Extracted data entries
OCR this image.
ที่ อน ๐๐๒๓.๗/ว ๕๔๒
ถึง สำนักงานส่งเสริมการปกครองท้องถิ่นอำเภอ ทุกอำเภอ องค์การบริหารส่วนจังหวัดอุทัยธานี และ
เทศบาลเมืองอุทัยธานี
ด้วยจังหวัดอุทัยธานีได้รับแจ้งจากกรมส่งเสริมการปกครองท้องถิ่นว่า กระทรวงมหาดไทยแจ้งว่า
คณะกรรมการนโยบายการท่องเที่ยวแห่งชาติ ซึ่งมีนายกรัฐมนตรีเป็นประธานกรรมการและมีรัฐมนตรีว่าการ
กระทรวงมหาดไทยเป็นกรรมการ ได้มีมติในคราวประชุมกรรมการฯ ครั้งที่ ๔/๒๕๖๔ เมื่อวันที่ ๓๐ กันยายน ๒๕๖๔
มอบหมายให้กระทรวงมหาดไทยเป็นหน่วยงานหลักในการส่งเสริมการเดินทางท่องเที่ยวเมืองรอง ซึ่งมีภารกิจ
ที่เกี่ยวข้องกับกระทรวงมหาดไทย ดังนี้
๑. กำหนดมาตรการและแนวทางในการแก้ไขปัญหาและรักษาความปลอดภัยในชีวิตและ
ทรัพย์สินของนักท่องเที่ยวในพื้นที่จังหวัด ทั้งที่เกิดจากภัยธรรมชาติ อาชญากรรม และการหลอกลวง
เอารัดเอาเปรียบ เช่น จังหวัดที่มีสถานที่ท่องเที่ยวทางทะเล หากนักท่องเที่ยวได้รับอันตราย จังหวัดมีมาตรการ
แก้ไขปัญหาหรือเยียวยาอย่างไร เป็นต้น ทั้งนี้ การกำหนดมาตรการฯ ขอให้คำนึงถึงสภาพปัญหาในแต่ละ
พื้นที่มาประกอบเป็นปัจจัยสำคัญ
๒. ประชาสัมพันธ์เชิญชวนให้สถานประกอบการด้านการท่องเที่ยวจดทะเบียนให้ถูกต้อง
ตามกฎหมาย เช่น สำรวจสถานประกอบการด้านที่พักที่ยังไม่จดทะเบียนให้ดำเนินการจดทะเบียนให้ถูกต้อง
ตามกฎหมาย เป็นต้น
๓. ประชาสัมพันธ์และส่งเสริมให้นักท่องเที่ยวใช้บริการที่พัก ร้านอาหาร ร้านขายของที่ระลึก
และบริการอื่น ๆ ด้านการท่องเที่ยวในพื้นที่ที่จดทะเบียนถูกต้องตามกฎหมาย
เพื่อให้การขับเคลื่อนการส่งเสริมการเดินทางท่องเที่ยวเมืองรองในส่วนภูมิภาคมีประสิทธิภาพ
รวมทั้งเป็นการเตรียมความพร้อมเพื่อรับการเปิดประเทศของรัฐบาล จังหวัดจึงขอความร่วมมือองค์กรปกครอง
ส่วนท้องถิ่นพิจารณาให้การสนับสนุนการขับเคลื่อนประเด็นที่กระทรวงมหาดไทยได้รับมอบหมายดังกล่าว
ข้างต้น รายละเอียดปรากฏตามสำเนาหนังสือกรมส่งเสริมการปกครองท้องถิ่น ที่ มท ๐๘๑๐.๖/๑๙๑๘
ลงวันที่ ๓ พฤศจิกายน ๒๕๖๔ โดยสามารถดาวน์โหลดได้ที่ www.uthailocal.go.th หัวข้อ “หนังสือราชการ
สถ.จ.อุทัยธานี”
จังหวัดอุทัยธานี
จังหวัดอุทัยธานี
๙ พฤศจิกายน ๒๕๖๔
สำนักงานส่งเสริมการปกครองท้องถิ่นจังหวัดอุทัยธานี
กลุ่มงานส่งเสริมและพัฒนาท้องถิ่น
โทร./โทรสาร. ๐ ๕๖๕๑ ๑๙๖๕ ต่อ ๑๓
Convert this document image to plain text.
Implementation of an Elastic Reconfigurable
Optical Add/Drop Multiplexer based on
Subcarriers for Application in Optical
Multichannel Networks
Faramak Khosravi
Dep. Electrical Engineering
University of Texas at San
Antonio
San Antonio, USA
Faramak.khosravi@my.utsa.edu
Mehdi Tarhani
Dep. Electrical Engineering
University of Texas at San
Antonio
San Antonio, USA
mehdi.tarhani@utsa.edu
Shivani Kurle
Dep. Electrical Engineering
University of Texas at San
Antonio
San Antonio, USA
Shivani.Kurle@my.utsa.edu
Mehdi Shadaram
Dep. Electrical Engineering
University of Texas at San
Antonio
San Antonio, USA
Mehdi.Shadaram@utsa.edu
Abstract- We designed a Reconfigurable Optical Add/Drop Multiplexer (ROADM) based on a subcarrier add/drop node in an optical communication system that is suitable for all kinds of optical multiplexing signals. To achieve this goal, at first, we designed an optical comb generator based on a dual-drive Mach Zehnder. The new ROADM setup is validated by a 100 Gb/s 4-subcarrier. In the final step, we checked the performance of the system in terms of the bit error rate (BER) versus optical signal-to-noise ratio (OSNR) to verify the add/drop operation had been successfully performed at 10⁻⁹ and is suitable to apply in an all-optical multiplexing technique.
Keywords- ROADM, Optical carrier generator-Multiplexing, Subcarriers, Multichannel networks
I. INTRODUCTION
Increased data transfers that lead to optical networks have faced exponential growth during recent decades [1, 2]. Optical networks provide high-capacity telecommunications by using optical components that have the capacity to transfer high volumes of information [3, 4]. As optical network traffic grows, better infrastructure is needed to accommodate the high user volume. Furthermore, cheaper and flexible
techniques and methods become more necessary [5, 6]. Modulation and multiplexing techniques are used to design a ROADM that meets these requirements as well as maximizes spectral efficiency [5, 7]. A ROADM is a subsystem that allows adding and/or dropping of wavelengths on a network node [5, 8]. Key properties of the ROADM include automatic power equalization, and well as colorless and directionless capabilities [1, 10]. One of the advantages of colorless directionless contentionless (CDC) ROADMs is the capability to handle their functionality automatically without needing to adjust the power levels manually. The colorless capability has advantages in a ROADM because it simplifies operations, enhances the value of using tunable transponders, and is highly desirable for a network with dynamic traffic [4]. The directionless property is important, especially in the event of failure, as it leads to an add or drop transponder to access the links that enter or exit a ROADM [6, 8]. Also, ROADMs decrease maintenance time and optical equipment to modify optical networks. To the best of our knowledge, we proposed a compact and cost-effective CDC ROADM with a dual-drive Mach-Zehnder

DIRECTIONS FOR THIS TASK
The lines to collect are those holding the string "image"; copy them all.

TASK ANSWER
OCR this image.
Convert this document image to plain text.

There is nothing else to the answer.